◆ Do this: Note how many lines in the entries contain the string "model", then give that number and nothing else.

◆ Data entries:
......
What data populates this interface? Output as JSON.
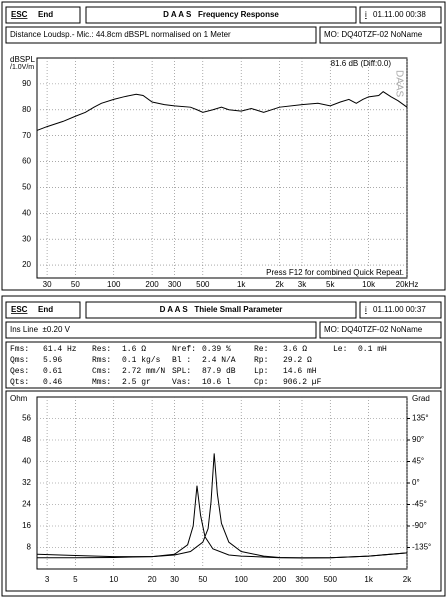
{
  "top": {
    "esc": "ESC",
    "end": "End",
    "title": "D A A S   Frequency Response",
    "info": "i",
    "date": "01.11.00 00:38",
    "subtitle": "Distance Loudsp.- Mic.: 44.8cm dBSPL normalised on 1 Meter",
    "model": "MO: DQ40TZF-02 NoName"
  },
  "bottom": {
    "esc": "ESC",
    "end": "End",
    "title": "D A A S   Thiele Small Parameter",
    "info": "i",
    "date": "01.11.00 00:37",
    "subtitle": "Ins Line  ±0.20 V",
    "model": "MO: DQ40TZF-02 NoName",
    "params": [
      [
        [
          "Fms:",
          "61.4 Hz"
        ],
        [
          "Res:",
          "1.6 Ω"
        ],
        [
          "Nref:",
          "0.39 %"
        ],
        [
          "Re:",
          "3.6 Ω"
        ],
        [
          "Le:",
          "0.1 mH"
        ]
      ],
      [
        [
          "Qms:",
          "5.96"
        ],
        [
          "Rms:",
          "0.1 kg/s"
        ],
        [
          "Bl :",
          "2.4 N/A"
        ],
        [
          "Rp:",
          "29.2 Ω"
        ]
      ],
      [
        [
          "Qes:",
          "0.61"
        ],
        [
          "Cms:",
          "2.72 mm/N"
        ],
        [
          "SPL:",
          "87.9 dB"
        ],
        [
          "Lp:",
          "14.6 mH"
        ]
      ],
      [
        [
          "Qts:",
          "0.46"
        ],
        [
          "Mms:",
          "2.5 gr"
        ],
        [
          "Vas:",
          "10.6 l"
        ],
        [
          "Cp:",
          "906.2 µF"
        ]
      ]
    ]
  },
  "chart_data": [
    {
      "type": "line",
      "x_scale": "log",
      "ylabel": "dBSPL",
      "ylabel_unit": "/1.0V/m",
      "watermark": "DAAS",
      "annotations": [
        "81.6 dB (Diff:0.0)",
        "Press F12 for combined Quick Repeat."
      ],
      "xlim": [
        25,
        20000
      ],
      "ylim": [
        15,
        100
      ],
      "grid": true,
      "xticks": [
        30,
        50,
        100,
        200,
        300,
        500,
        {
          "value": 1000,
          "label": "1k"
        },
        {
          "value": 2000,
          "label": "2k"
        },
        {
          "value": 3000,
          "label": "3k"
        },
        {
          "value": 5000,
          "label": "5k"
        },
        {
          "value": 10000,
          "label": "10k"
        },
        {
          "value": 20000,
          "label": "20kHz"
        }
      ],
      "yticks": [
        20,
        30,
        40,
        50,
        60,
        70,
        80,
        90
      ],
      "series": [
        {
          "color": "#000000",
          "x": [
            25,
            30,
            40,
            50,
            60,
            70,
            80,
            100,
            120,
            150,
            170,
            200,
            250,
            300,
            400,
            450,
            500,
            600,
            700,
            800,
            1000,
            1200,
            1500,
            2000,
            3000,
            4000,
            5000,
            6000,
            7000,
            8000,
            9000,
            10000,
            12000,
            13000,
            15000,
            17000,
            20000
          ],
          "values": [
            72,
            73.5,
            75.5,
            77.5,
            79,
            81,
            82.5,
            84,
            85,
            86,
            85.5,
            83,
            82,
            81.5,
            81,
            80,
            79,
            80,
            81,
            80,
            79.5,
            80.5,
            79,
            81,
            82,
            82.5,
            81.5,
            83,
            84,
            82.5,
            84,
            85,
            85.5,
            87,
            85,
            83.5,
            81
          ]
        }
      ]
    },
    {
      "type": "line",
      "x_scale": "log",
      "ylabel": "Ohm",
      "y2label": "Grad",
      "xlim": [
        2.5,
        2000
      ],
      "ylim": [
        0,
        64
      ],
      "y2lim": [
        -180,
        180
      ],
      "grid": true,
      "xticks": [
        3,
        5,
        10,
        20,
        30,
        50,
        100,
        200,
        300,
        500,
        {
          "value": 1000,
          "label": "1k"
        },
        {
          "value": 2000,
          "label": "2k"
        }
      ],
      "yticks": [
        8,
        16,
        24,
        32,
        40,
        48,
        56
      ],
      "y2ticks": [
        {
          "value": 135,
          "label": "135°"
        },
        {
          "value": 90,
          "label": "90°"
        },
        {
          "value": 45,
          "label": "45°"
        },
        {
          "value": 0,
          "label": "0°"
        },
        {
          "value": -45,
          "label": "-45°"
        },
        {
          "value": -90,
          "label": "-90°"
        },
        {
          "value": -135,
          "label": "-135°"
        }
      ],
      "series": [
        {
          "color": "#000000",
          "x": [
            2.5,
            5,
            10,
            20,
            30,
            40,
            50,
            55,
            58,
            61.4,
            65,
            70,
            80,
            100,
            150,
            200,
            300,
            500,
            1000,
            2000
          ],
          "values": [
            4.2,
            4.2,
            4.3,
            4.6,
            5.2,
            6.5,
            10,
            15,
            25,
            43,
            28,
            17,
            10,
            6.5,
            4.8,
            4.3,
            4.1,
            4.2,
            4.8,
            6.0
          ]
        },
        {
          "color": "#000000",
          "x": [
            2.5,
            5,
            10,
            20,
            30,
            38,
            42,
            45,
            48,
            52,
            60,
            80,
            100,
            200,
            500,
            1000,
            2000
          ],
          "values": [
            5.5,
            5.0,
            4.6,
            4.6,
            5.5,
            9,
            16,
            31,
            20,
            12,
            7.5,
            5.2,
            4.8,
            4.2,
            4.2,
            4.8,
            6.0
          ]
        }
      ]
    }
  ]
}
......
◆ Final result: 2